**Written problem**:
Below you will find a set of lines. Repeat them all exactly.

**Records**:
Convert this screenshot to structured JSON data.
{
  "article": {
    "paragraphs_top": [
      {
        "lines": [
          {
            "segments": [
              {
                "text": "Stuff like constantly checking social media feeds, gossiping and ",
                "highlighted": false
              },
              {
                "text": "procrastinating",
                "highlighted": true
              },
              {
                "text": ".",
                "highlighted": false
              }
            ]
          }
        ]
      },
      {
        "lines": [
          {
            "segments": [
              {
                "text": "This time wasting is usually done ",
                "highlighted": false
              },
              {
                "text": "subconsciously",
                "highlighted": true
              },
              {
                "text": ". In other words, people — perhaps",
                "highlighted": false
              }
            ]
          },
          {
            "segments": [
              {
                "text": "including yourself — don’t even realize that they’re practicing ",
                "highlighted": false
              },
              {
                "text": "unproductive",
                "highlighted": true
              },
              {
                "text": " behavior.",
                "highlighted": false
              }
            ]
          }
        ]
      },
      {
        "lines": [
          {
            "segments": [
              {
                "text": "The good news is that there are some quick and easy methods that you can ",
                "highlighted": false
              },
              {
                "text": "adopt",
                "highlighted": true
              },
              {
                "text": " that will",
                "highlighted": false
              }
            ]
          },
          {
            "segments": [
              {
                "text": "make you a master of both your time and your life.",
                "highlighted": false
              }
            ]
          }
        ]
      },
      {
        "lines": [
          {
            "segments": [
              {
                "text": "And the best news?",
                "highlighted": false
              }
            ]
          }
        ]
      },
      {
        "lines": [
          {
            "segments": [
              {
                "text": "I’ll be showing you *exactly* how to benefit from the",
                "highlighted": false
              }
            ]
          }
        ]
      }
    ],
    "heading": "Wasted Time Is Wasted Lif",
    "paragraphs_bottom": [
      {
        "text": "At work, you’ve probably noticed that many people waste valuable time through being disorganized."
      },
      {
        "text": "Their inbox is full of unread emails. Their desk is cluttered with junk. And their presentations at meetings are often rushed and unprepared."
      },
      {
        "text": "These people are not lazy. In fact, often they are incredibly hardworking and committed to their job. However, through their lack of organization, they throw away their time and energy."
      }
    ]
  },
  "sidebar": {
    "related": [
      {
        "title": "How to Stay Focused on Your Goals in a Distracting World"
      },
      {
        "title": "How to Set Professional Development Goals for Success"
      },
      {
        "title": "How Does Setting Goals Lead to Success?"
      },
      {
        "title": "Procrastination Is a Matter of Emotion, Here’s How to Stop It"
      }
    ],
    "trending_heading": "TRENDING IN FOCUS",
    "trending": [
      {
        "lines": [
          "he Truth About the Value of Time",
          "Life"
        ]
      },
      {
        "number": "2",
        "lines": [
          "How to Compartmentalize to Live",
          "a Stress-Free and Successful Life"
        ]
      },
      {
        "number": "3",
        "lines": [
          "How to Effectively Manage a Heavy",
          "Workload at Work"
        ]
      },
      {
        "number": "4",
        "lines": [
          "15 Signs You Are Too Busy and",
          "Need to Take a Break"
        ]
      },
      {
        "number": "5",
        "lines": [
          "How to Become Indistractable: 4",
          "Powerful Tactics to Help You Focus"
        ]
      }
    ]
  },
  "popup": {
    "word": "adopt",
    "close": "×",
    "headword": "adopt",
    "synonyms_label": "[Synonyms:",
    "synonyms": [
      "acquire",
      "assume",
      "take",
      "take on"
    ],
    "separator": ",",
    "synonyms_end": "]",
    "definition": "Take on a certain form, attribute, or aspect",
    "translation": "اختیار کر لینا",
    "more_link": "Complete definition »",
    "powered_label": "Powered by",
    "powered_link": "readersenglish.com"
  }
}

**Exercise response**:
Convert this screenshot to structured JSON data.
{
  "article": {
    "paragraphs_top": [
      {
        "lines": [
          {
            "segments": [
              {
                "text": "Stuff like constantly checking social media feeds, gossiping and ",
                "highlighted": false
              },
              {
                "text": "procrastinating",
                "highlighted": true
              },
              {
                "text": ".",
                "highlighted": false
              }
            ]
          }
        ]
      },
      {
        "lines": [
          {
            "segments": [
              {
                "text": "This time wasting is usually done ",
                "highlighted": false
              },
              {
                "text": "subconsciously",
                "highlighted": true
              },
              {
                "text": ". In other words, people — perhaps",
                "highlighted": false
              }
            ]
          },
          {
            "segments": [
              {
                "text": "including yourself — don’t even realize that they’re practicing ",
                "highlighted": false
              },
              {
                "text": "unproductive",
                "highlighted": true
              },
              {
                "text": " behavior.",
                "highlighted": false
              }
            ]
          }
        ]
      },
      {
        "lines": [
          {
            "segments": [
              {
                "text": "The good news is that there are some quick and easy methods that you can ",
                "highlighted": false
              },
              {
                "text": "adopt",
                "highlighted": true
              },
              {
                "text": " that will",
                "highlighted": false
              }
            ]
          },
          {
            "segments": [
              {
                "text": "make you a master of both your time and your life.",
                "highlighted": false
              }
            ]
          }
        ]
      },
      {
        "lines": [
          {
            "segments": [
              {
                "text": "And the best news?",
                "highlighted": false
              }
            ]
          }
        ]
      },
      {
        "lines": [
          {
            "segments": [
              {
                "text": "I’ll be showing you *exactly* how to benefit from the",
                "highlighted": false
              }
            ]
          }
        ]
      }
    ],
    "heading": "Wasted Time Is Wasted Lif",
    "paragraphs_bottom": [
      {
        "text": "At work, you’ve probably noticed that many people waste valuable time through being disorganized."
      },
      {
        "text": "Their inbox is full of unread emails. Their desk is cluttered with junk. And their presentations at meetings are often rushed and unprepared."
      },
      {
        "text": "These people are not lazy. In fact, often they are incredibly hardworking and committed to their job. However, through their lack of organization, they throw away their time and energy."
      }
    ]
  },
  "sidebar": {
    "related": [
      {
        "title": "How to Stay Focused on Your Goals in a Distracting World"
      },
      {
        "title": "How to Set Professional Development Goals for Success"
      },
      {
        "title": "How Does Setting Goals Lead to Success?"
      },
      {
        "title": "Procrastination Is a Matter of Emotion, Here’s How to Stop It"
      }
    ],
    "trending_heading": "TRENDING IN FOCUS",
    "trending": [
      {
        "lines": [
          "he Truth About the Value of Time",
          "Life"
        ]
      },
      {
        "number": "2",
        "lines": [
          "How to Compartmentalize to Live",
          "a Stress-Free and Successful Life"
        ]
      },
      {
        "number": "3",
        "lines": [
          "How to Effectively Manage a Heavy",
          "Workload at Work"
        ]
      },
      {
        "number": "4",
        "lines": [
          "15 Signs You Are Too Busy and",
          "Need to Take a Break"
        ]
      },
      {
        "number": "5",
        "lines": [
          "How to Become Indistractable: 4",
          "Powerful Tactics to Help You Focus"
        ]
      }
    ]
  },
  "popup": {
    "word": "adopt",
    "close": "×",
    "headword": "adopt",
    "synonyms_label": "[Synonyms:",
    "synonyms": [
      "acquire",
      "assume",
      "take",
      "take on"
    ],
    "separator": ",",
    "synonyms_end": "]",
    "definition": "Take on a certain form, attribute, or aspect",
    "translation": "اختیار کر لینا",
    "more_link": "Complete definition »",
    "powered_label": "Powered by",
    "powered_link": "readersenglish.com"
  }
}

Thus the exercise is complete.